Exercise requirements = Please give the count of lines holding the string "time" and nothing besides.

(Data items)
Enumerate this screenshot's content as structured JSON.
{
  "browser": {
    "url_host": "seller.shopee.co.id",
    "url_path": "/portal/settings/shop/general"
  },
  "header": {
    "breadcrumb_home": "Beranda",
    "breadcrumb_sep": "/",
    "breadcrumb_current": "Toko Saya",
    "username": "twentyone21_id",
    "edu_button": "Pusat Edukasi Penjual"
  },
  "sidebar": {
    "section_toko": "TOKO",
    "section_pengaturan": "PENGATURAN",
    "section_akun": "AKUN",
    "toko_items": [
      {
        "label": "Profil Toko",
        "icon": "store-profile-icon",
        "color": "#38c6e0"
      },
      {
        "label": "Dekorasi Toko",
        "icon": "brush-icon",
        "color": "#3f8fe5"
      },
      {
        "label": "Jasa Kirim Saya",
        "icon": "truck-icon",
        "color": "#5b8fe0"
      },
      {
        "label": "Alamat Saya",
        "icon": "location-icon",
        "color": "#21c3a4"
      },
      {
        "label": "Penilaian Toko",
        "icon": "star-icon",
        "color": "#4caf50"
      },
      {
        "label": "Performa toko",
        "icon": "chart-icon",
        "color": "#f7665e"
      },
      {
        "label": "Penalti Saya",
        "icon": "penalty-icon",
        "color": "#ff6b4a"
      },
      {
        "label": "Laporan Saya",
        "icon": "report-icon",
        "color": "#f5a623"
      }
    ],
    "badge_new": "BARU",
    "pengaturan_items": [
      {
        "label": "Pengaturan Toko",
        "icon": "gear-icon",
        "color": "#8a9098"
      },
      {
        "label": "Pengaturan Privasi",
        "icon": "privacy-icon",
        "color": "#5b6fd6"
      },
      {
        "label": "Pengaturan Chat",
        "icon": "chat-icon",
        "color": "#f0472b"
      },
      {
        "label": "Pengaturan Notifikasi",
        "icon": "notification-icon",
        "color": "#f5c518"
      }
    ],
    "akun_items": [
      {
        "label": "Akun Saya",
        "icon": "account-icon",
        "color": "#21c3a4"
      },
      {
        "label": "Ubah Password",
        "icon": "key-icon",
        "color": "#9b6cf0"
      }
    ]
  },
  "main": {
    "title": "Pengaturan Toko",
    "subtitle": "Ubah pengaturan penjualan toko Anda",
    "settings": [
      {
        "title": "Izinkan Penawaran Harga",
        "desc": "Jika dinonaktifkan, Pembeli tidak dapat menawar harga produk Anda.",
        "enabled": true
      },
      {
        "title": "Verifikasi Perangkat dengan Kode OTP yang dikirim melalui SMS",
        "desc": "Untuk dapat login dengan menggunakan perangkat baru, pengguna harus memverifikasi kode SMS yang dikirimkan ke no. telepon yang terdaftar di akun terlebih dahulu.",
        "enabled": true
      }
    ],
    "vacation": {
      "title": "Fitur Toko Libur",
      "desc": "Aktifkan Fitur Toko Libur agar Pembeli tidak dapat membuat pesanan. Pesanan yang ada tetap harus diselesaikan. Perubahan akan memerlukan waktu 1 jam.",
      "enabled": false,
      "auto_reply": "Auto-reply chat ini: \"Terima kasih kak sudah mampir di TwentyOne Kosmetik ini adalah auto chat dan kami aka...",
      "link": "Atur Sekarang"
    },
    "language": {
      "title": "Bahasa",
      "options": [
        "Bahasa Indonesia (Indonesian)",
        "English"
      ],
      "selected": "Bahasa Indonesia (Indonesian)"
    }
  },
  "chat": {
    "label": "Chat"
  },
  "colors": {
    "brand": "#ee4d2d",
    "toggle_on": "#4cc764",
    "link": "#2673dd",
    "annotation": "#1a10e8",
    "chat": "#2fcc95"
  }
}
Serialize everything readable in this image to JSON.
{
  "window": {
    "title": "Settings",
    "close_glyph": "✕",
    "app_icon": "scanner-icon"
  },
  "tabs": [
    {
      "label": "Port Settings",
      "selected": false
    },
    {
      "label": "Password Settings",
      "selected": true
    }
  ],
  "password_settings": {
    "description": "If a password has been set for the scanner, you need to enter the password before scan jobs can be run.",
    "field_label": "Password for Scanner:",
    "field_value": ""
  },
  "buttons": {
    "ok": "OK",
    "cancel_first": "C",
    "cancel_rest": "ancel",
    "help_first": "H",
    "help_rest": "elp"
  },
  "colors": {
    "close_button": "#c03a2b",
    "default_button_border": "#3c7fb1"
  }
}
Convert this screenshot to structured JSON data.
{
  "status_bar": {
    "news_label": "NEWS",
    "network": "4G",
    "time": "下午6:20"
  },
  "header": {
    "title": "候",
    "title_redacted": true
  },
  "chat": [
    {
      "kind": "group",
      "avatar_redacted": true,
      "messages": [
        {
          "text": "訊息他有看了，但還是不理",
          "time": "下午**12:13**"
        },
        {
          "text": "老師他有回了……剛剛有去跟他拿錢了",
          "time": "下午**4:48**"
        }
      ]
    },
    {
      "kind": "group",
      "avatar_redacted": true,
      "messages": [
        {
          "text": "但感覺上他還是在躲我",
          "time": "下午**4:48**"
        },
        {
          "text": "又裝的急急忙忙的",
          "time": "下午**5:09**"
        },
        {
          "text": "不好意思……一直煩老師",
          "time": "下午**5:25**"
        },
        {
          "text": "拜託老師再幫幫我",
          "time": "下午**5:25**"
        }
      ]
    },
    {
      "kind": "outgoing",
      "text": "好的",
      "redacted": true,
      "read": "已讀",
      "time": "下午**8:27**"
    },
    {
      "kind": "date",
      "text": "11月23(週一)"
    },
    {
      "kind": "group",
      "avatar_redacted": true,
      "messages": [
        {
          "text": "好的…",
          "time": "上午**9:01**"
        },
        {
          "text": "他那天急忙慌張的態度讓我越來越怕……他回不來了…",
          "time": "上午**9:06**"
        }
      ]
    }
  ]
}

Complete response = 10